Directions: Reproduce the material verbatim, starting at the line that contains "list each element" and stopping after the line that contains "data-point xyxy=(114,142,129,157)". Omit any pictures from your answer.

Exercise data:
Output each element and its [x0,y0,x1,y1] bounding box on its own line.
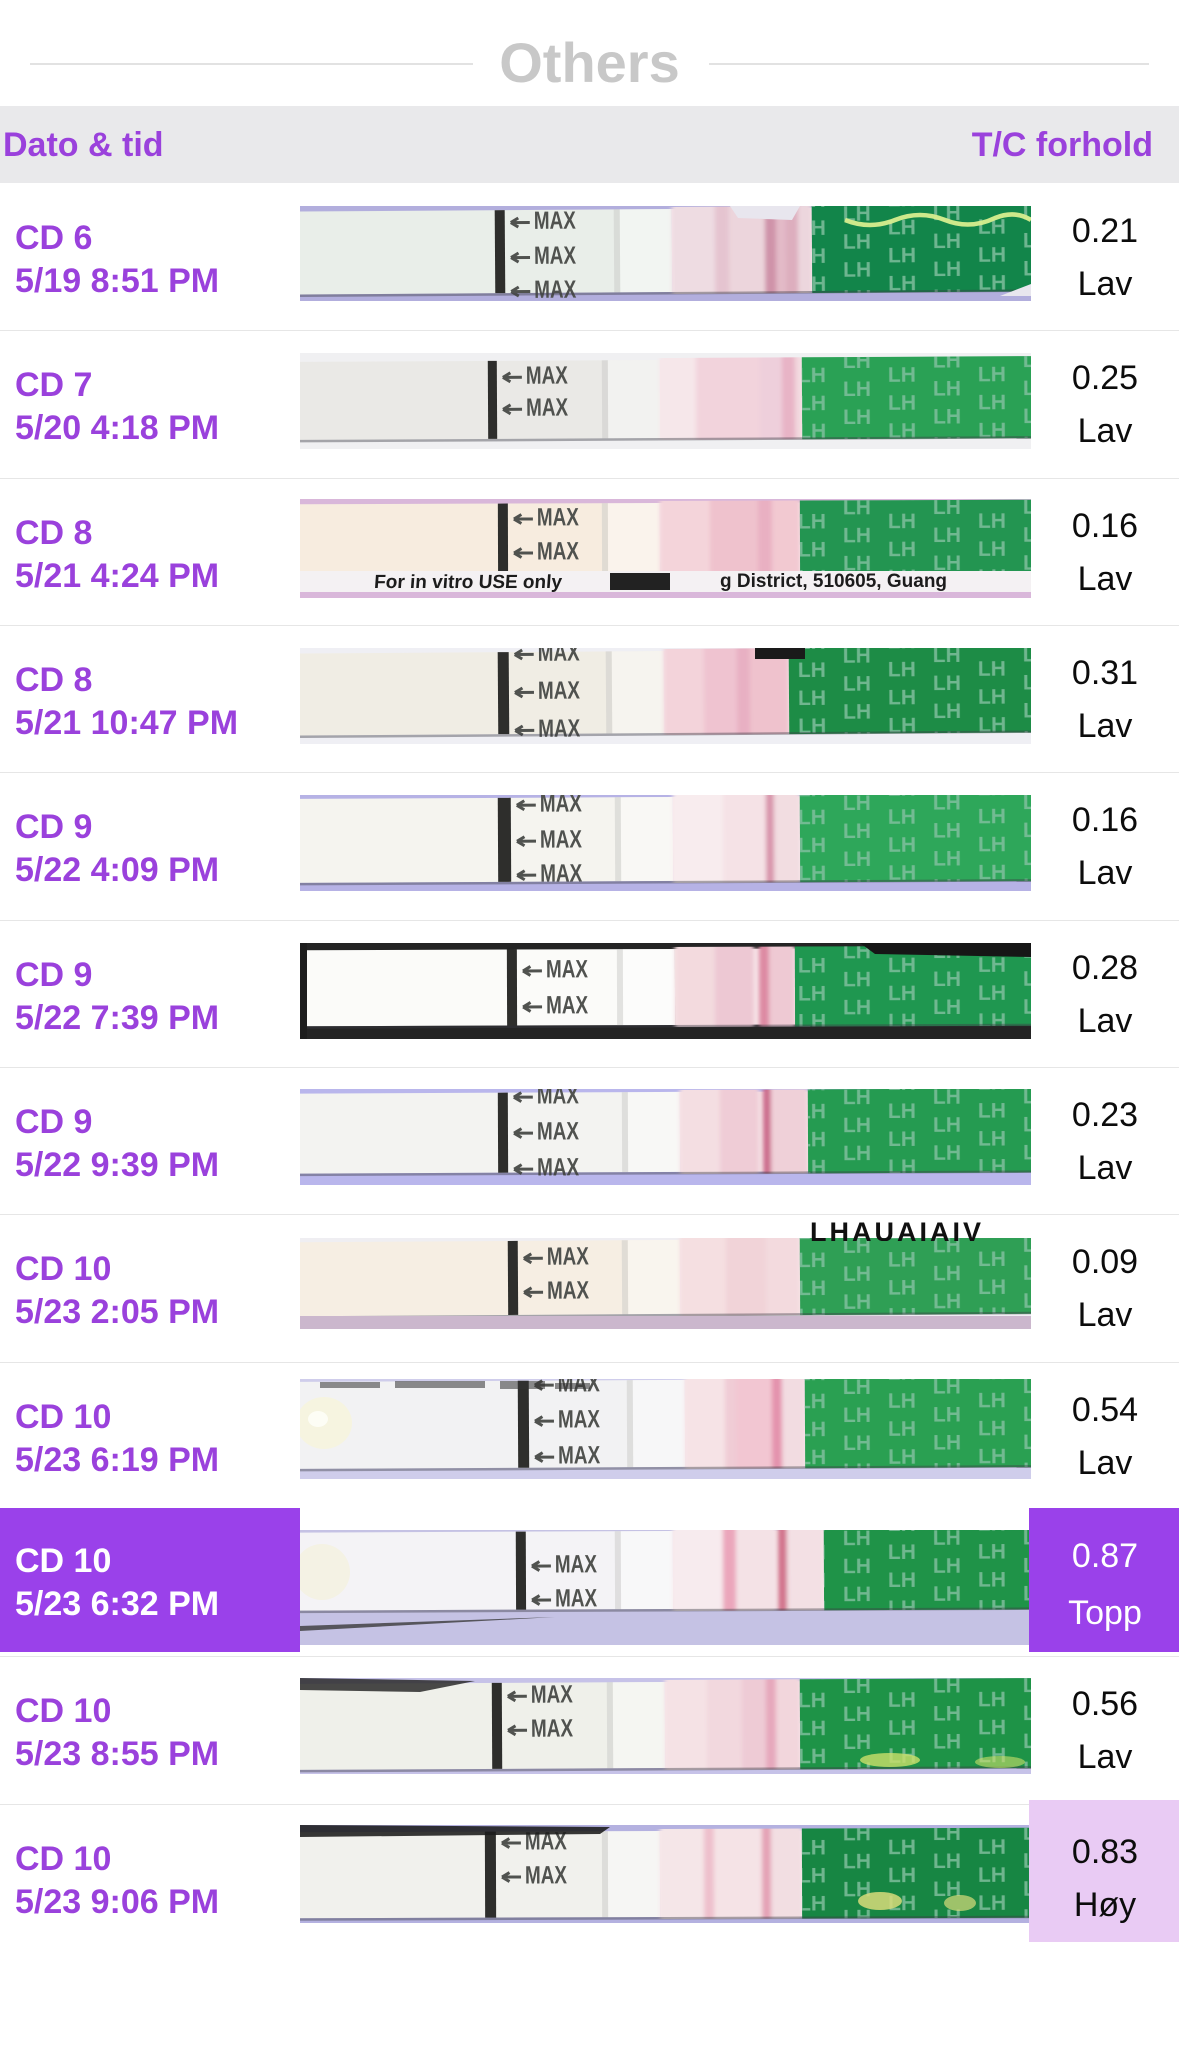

==

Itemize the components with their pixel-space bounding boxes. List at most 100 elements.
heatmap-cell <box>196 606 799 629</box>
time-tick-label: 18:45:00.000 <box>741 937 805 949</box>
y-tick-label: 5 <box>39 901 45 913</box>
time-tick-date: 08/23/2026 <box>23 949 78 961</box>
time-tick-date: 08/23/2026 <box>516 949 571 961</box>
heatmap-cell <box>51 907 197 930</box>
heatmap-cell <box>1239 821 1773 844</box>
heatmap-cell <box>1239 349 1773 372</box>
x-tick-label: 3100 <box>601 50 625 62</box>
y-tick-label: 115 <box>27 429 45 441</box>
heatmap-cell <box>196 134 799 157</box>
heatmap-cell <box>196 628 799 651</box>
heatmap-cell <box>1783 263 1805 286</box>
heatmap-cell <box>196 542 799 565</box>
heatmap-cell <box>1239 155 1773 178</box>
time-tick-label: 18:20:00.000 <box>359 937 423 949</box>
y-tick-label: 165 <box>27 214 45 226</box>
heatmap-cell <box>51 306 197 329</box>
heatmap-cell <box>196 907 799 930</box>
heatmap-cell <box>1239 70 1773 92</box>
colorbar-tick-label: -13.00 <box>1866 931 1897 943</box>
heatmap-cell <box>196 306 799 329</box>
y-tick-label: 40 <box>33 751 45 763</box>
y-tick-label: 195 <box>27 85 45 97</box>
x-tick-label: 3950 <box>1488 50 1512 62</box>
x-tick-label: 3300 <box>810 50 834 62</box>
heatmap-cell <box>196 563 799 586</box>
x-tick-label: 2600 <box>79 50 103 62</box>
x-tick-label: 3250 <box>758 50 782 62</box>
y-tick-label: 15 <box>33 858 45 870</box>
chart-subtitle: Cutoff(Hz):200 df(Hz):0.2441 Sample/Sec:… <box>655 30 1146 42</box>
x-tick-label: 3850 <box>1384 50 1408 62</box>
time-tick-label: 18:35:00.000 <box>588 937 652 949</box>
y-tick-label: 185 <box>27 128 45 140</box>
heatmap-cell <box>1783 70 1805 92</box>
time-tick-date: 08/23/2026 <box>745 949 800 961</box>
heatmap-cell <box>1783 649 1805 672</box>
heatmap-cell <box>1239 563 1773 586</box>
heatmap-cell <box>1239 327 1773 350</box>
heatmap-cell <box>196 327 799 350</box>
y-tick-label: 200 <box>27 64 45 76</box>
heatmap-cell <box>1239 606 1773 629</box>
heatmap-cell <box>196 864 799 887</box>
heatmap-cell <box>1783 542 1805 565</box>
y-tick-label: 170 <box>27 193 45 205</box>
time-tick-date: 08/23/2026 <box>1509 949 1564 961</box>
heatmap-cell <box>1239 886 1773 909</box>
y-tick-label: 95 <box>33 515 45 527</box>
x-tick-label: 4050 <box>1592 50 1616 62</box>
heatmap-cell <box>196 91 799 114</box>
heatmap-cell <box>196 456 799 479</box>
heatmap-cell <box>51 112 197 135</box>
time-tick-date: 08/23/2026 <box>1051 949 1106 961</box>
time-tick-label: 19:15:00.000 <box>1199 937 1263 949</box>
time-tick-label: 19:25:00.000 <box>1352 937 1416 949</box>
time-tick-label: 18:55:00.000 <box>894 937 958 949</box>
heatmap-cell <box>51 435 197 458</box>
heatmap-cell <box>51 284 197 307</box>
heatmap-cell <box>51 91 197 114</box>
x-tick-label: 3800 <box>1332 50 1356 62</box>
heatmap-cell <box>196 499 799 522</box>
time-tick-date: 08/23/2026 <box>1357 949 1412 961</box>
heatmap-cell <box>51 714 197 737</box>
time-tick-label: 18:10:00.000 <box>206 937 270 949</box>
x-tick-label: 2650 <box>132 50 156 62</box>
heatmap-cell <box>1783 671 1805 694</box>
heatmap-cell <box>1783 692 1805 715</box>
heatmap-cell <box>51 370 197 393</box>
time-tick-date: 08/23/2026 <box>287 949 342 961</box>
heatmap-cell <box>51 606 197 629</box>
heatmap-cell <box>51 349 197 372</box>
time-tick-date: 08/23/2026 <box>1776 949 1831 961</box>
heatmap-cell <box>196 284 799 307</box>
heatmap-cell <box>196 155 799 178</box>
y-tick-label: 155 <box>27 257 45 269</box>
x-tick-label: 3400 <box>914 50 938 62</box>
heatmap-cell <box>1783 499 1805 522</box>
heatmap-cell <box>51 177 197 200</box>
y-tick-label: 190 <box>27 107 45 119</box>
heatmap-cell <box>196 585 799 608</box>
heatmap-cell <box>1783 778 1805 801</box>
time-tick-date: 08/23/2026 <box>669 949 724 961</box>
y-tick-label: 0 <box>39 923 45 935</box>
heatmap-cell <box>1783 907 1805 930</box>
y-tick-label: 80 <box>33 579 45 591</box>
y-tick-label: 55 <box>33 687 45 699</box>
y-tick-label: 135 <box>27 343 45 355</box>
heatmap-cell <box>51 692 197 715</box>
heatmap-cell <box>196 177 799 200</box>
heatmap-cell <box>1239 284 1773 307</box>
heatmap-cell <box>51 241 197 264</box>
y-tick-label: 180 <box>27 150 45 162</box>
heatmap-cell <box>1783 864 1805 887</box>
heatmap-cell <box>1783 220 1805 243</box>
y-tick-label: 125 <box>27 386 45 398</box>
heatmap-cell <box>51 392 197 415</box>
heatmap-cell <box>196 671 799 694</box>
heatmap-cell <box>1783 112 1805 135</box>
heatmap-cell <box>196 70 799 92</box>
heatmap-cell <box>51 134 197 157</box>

==

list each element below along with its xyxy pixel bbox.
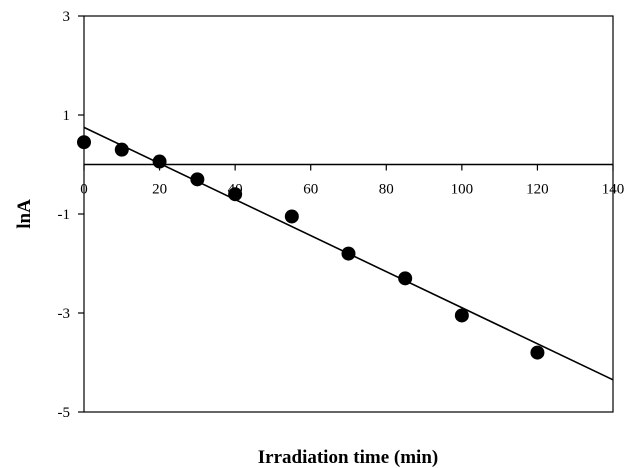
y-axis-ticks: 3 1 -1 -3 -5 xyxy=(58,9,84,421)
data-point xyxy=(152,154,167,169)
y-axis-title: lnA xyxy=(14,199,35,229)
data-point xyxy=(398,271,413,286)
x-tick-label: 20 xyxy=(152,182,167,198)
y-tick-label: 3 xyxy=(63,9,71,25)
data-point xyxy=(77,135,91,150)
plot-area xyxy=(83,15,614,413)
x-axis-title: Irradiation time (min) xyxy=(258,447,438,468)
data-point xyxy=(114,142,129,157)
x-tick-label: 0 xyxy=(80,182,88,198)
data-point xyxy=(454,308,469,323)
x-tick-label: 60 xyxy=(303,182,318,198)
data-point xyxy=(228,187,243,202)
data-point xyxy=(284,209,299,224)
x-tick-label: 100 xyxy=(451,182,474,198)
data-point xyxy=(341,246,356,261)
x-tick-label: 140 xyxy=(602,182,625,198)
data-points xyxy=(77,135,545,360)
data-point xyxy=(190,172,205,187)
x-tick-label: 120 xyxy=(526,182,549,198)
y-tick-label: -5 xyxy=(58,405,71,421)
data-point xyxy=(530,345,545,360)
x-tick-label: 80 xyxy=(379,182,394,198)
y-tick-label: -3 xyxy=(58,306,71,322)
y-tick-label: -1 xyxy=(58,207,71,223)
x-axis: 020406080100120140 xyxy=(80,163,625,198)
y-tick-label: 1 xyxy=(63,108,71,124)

Completed exercise:
list each element below along with its xyxy pixel bbox.
y-axis-ticks: 3 1 -1 -3 -5 xyxy=(58,9,84,421)
data-point xyxy=(152,154,167,169)
y-axis-title: lnA xyxy=(14,199,35,229)
data-point xyxy=(398,271,413,286)
x-tick-label: 20 xyxy=(152,182,167,198)
y-tick-label: 3 xyxy=(63,9,71,25)
data-point xyxy=(77,135,91,150)
plot-area xyxy=(83,15,614,413)
x-axis-title: Irradiation time (min) xyxy=(258,447,438,468)
data-point xyxy=(114,142,129,157)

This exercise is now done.